Exercise task: Return all lines from the listing below in which the string "PyTorch" occurs.

Data excerpts:
********************

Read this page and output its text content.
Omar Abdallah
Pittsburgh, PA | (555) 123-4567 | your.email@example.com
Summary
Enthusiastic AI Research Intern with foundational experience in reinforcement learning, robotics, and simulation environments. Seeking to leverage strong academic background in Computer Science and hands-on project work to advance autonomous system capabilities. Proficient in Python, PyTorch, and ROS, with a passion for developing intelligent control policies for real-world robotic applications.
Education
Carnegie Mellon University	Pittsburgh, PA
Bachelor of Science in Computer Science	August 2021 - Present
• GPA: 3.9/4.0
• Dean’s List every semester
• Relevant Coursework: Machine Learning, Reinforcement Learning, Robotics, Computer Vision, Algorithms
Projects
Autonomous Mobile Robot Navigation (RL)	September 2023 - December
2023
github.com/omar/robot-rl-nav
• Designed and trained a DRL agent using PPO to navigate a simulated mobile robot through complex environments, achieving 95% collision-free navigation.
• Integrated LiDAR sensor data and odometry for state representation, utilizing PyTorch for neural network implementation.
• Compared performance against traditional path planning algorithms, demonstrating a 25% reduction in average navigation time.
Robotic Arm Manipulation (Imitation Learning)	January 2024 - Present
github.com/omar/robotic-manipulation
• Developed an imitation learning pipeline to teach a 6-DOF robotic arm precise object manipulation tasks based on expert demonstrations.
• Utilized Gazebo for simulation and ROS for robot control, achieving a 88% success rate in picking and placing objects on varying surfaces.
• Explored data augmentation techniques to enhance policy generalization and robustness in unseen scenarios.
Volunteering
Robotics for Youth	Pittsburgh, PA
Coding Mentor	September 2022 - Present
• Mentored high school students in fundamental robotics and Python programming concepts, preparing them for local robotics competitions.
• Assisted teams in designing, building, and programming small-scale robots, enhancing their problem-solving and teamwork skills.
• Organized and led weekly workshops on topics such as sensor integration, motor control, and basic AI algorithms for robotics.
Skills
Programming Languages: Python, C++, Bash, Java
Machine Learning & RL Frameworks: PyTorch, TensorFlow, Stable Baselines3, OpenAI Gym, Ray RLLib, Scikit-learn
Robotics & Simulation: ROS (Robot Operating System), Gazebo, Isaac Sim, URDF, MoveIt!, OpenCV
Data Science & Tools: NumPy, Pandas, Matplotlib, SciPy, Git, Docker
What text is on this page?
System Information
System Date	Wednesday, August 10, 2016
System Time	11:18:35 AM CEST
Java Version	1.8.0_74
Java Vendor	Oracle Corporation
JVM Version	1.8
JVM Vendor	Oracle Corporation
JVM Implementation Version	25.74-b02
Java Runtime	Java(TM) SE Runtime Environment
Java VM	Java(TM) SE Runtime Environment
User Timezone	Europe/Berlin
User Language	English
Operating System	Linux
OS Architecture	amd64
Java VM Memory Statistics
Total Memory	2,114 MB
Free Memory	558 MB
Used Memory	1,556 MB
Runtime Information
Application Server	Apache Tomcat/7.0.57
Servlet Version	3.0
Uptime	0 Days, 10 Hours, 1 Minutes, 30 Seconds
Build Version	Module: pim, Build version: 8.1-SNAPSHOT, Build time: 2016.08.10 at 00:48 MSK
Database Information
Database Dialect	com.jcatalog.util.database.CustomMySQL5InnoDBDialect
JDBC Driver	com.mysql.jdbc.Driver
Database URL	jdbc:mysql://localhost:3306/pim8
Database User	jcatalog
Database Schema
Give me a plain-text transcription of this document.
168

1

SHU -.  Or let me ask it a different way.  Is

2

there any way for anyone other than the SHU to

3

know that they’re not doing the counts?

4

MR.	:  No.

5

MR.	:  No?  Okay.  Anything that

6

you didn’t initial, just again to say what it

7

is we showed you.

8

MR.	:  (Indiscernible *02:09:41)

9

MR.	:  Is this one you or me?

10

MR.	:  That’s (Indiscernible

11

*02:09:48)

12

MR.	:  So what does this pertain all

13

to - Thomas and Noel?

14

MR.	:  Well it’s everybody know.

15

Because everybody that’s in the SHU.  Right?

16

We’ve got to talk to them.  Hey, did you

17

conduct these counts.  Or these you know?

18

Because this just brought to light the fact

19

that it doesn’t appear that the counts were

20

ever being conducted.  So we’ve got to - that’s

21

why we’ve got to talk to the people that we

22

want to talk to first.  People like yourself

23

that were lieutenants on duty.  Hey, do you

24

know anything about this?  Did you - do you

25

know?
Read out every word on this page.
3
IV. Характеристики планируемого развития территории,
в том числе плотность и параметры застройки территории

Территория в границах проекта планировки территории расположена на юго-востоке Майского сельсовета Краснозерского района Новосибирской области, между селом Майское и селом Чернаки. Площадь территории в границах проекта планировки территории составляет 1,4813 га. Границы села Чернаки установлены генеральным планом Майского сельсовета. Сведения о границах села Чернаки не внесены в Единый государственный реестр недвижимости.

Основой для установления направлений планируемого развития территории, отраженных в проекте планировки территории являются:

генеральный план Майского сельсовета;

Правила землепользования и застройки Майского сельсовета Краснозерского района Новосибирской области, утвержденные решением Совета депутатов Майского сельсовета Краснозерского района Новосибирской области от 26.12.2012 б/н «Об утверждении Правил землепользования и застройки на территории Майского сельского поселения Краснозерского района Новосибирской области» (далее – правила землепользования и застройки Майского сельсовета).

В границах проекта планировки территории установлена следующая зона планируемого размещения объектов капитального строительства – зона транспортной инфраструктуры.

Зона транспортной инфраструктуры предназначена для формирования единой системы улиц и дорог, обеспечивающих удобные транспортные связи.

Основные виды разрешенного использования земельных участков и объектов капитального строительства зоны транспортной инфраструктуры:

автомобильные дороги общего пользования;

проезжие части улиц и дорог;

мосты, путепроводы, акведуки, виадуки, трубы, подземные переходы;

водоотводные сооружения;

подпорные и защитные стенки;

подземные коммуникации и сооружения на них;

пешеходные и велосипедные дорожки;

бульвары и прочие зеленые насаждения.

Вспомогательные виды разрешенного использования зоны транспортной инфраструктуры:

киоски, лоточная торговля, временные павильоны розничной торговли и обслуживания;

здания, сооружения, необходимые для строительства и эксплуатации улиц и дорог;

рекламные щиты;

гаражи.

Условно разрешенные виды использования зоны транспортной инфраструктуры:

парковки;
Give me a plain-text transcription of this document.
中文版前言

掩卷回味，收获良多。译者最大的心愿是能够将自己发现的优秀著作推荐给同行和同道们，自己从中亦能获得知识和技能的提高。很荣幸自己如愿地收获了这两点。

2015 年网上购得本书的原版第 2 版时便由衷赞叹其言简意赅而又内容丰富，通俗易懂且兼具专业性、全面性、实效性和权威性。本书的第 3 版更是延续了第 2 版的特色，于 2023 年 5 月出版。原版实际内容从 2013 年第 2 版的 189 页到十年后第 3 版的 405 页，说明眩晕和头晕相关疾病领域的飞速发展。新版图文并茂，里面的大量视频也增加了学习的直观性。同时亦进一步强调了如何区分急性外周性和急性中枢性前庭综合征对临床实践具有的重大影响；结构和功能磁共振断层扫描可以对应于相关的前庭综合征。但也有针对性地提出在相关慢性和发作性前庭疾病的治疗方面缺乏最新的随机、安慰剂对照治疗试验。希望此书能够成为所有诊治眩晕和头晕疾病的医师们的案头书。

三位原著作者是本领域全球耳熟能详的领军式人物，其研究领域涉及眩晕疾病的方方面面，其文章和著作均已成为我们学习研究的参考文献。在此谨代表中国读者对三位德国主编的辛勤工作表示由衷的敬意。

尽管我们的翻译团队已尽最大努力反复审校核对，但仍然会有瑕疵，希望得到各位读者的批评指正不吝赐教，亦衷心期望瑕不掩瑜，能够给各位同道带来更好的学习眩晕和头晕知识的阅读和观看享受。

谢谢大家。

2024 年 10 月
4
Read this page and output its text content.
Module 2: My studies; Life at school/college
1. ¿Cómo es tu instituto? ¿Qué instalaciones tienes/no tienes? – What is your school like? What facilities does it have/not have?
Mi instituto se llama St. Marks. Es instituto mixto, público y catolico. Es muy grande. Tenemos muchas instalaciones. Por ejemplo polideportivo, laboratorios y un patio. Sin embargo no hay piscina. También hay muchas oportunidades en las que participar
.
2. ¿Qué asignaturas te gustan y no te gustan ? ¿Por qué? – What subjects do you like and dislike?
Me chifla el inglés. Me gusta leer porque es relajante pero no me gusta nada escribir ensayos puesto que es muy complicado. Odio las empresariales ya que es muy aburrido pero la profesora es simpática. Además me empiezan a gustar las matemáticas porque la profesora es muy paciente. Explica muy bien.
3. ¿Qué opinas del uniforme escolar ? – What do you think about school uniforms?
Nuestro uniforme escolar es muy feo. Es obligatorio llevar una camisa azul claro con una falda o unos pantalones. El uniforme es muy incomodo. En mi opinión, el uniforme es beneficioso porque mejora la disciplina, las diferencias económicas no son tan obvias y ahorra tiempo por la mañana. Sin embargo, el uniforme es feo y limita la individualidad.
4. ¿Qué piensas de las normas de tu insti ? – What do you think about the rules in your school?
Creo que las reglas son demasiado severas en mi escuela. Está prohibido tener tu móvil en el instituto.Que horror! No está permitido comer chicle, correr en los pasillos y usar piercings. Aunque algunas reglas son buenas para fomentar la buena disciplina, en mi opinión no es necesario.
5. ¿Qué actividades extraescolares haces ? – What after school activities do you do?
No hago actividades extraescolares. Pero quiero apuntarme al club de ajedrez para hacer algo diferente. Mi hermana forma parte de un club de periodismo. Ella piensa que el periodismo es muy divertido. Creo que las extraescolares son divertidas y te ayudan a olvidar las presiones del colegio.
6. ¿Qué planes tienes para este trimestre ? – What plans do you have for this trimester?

********************

Exercise answer:
Enthusiastic AI Research Intern with foundational experience in reinforcement learning, robotics, and simulation environments. Seeking to leverage strong academic background in Computer Science and hands-on project work to advance autonomous system capabilities. Proficient in Python, PyTorch, and ROS, with a passion for developing intelligent control policies for real-world robotic applications.
• Integrated LiDAR sensor data and odometry for state representation, utilizing PyTorch for neural network implementation.
Machine Learning & RL Frameworks: PyTorch, TensorFlow, Stable Baselines3, OpenAI Gym, Ray RLLib, Scikit-learn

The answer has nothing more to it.